- Brief
Return the whole listing exactly as it stands.

^^^^^^^^

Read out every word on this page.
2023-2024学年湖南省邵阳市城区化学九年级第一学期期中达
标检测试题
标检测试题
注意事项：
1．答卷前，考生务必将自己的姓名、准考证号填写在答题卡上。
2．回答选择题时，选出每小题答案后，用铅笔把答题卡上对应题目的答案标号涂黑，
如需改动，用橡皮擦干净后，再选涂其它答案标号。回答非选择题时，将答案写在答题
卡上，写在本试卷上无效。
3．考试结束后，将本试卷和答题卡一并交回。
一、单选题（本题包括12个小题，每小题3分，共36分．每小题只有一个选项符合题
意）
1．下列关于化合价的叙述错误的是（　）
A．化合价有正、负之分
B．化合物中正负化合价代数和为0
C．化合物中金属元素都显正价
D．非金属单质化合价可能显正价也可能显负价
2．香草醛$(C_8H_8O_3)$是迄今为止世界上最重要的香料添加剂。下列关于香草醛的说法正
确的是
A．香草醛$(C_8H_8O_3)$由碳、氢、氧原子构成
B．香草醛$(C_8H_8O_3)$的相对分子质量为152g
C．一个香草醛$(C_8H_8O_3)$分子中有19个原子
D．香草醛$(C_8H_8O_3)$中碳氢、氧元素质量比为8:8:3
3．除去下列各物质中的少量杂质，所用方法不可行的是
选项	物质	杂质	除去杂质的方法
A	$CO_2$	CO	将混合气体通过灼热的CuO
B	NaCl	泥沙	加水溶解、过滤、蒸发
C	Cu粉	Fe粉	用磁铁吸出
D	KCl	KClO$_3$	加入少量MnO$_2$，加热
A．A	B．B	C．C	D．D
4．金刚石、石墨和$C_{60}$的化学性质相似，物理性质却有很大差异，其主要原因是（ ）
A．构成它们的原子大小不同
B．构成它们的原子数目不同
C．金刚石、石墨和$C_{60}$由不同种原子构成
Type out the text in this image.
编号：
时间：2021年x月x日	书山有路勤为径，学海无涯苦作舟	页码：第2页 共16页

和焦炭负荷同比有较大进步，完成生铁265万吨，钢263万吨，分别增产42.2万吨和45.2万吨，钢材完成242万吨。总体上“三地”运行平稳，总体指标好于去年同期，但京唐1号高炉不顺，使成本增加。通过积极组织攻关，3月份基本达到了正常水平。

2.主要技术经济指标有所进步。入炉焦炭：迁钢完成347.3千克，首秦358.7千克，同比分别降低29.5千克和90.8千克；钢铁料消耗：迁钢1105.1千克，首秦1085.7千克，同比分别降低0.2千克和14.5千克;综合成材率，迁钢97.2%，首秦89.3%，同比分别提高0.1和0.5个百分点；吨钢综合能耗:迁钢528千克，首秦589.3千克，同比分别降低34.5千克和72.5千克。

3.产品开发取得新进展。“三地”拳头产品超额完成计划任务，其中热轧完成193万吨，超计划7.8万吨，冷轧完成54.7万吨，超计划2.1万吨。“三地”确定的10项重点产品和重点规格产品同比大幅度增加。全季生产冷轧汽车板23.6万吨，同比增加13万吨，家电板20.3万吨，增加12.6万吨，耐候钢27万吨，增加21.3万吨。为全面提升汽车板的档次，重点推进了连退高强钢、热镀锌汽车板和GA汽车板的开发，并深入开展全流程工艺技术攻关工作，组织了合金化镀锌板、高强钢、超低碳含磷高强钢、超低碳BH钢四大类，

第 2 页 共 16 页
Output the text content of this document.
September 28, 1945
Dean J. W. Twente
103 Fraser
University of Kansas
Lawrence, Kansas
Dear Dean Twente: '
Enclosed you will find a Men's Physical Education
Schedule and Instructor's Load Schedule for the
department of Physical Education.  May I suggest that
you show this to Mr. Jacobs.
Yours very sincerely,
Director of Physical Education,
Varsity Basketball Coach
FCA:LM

^^^^^^^^

- Response
Read out every word on this page.
2023-2024学年湖南省邵阳市城区化学九年级第一学期期中达
标检测试题
标检测试题
注意事项：
1．答卷前，考生务必将自己的姓名、准考证号填写在答题卡上。
2．回答选择题时，选出每小题答案后，用铅笔把答题卡上对应题目的答案标号涂黑，
如需改动，用橡皮擦干净后，再选涂其它答案标号。回答非选择题时，将答案写在答题
卡上，写在本试卷上无效。
3．考试结束后，将本试卷和答题卡一并交回。
一、单选题（本题包括12个小题，每小题3分，共36分．每小题只有一个选项符合题
意）
1．下列关于化合价的叙述错误的是（　）
A．化合价有正、负之分
B．化合物中正负化合价代数和为0
C．化合物中金属元素都显正价
D．非金属单质化合价可能显正价也可能显负价
2．香草醛$(C_8H_8O_3)$是迄今为止世界上最重要的香料添加剂。下列关于香草醛的说法正
确的是
A．香草醛$(C_8H_8O_3)$由碳、氢、氧原子构成
B．香草醛$(C_8H_8O_3)$的相对分子质量为152g
C．一个香草醛$(C_8H_8O_3)$分子中有19个原子
D．香草醛$(C_8H_8O_3)$中碳氢、氧元素质量比为8:8:3
3．除去下列各物质中的少量杂质，所用方法不可行的是
选项	物质	杂质	除去杂质的方法
A	$CO_2$	CO	将混合气体通过灼热的CuO
B	NaCl	泥沙	加水溶解、过滤、蒸发
C	Cu粉	Fe粉	用磁铁吸出
D	KCl	KClO$_3$	加入少量MnO$_2$，加热
A．A	B．B	C．C	D．D
4．金刚石、石墨和$C_{60}$的化学性质相似，物理性质却有很大差异，其主要原因是（ ）
A．构成它们的原子大小不同
B．构成它们的原子数目不同
C．金刚石、石墨和$C_{60}$由不同种原子构成
Type out the text in this image.
编号：
时间：2021年x月x日	书山有路勤为径，学海无涯苦作舟	页码：第2页 共16页

和焦炭负荷同比有较大进步，完成生铁265万吨，钢263万吨，分别增产42.2万吨和45.2万吨，钢材完成242万吨。总体上“三地”运行平稳，总体指标好于去年同期，但京唐1号高炉不顺，使成本增加。通过积极组织攻关，3月份基本达到了正常水平。

2.主要技术经济指标有所进步。入炉焦炭：迁钢完成347.3千克，首秦358.7千克，同比分别降低29.5千克和90.8千克；钢铁料消耗：迁钢1105.1千克，首秦1085.7千克，同比分别降低0.2千克和14.5千克;综合成材率，迁钢97.2%，首秦89.3%，同比分别提高0.1和0.5个百分点；吨钢综合能耗:迁钢528千克，首秦589.3千克，同比分别降低34.5千克和72.5千克。

3.产品开发取得新进展。“三地”拳头产品超额完成计划任务，其中热轧完成193万吨，超计划7.8万吨，冷轧完成54.7万吨，超计划2.1万吨。“三地”确定的10项重点产品和重点规格产品同比大幅度增加。全季生产冷轧汽车板23.6万吨，同比增加13万吨，家电板20.3万吨，增加12.6万吨，耐候钢27万吨，增加21.3万吨。为全面提升汽车板的档次，重点推进了连退高强钢、热镀锌汽车板和GA汽车板的开发，并深入开展全流程工艺技术攻关工作，组织了合金化镀锌板、高强钢、超低碳含磷高强钢、超低碳BH钢四大类，

第 2 页 共 16 页
Output the text content of this document.
September 28, 1945
Dean J. W. Twente
103 Fraser
University of Kansas
Lawrence, Kansas
Dear Dean Twente: '
Enclosed you will find a Men's Physical Education
Schedule and Instructor's Load Schedule for the
department of Physical Education.  May I suggest that
you show this to Mr. Jacobs.
Yours very sincerely,
Director of Physical Education,
Varsity Basketball Coach
FCA:LM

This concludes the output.